Write out, please, the line containing "Serialize everything readable" together with all lines after it, up to and including the last one, with no other output.
........
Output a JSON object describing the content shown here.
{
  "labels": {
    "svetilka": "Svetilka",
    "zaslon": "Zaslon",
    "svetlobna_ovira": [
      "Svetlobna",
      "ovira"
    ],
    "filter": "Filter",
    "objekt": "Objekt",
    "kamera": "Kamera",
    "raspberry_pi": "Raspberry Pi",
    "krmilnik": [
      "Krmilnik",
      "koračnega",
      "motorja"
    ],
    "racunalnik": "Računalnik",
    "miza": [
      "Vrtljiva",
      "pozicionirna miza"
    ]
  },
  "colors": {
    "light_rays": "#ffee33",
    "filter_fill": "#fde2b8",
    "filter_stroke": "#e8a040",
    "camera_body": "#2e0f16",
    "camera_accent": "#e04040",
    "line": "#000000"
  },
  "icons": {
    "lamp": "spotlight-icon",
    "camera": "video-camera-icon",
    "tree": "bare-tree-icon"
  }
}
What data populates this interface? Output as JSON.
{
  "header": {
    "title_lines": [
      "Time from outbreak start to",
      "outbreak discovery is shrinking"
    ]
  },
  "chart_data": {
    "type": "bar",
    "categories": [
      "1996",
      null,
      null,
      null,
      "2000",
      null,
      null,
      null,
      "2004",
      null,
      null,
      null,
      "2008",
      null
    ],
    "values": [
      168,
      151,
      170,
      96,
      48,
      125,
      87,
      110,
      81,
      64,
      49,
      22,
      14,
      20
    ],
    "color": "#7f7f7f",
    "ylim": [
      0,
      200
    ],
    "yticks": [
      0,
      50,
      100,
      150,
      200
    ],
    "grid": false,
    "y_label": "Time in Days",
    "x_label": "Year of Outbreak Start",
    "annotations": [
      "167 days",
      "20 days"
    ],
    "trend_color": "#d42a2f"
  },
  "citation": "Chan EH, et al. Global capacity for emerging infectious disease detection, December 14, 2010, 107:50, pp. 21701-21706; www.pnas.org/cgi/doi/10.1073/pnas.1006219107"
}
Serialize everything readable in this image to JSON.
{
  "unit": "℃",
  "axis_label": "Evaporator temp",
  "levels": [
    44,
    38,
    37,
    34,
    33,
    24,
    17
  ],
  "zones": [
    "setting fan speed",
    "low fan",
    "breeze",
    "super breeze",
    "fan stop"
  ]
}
........
Solution:
Serialize everything readable in this image to JSON.
{
  "unit": "℃",
  "axis_label": "Evaporator temp",
  "levels": [
    44,
    38,
    37,
    34,
    33,
    24,
    17
  ],
  "zones": [
    "setting fan speed",
    "low fan",
    "breeze",
    "super breeze",
    "fan stop"
  ]
}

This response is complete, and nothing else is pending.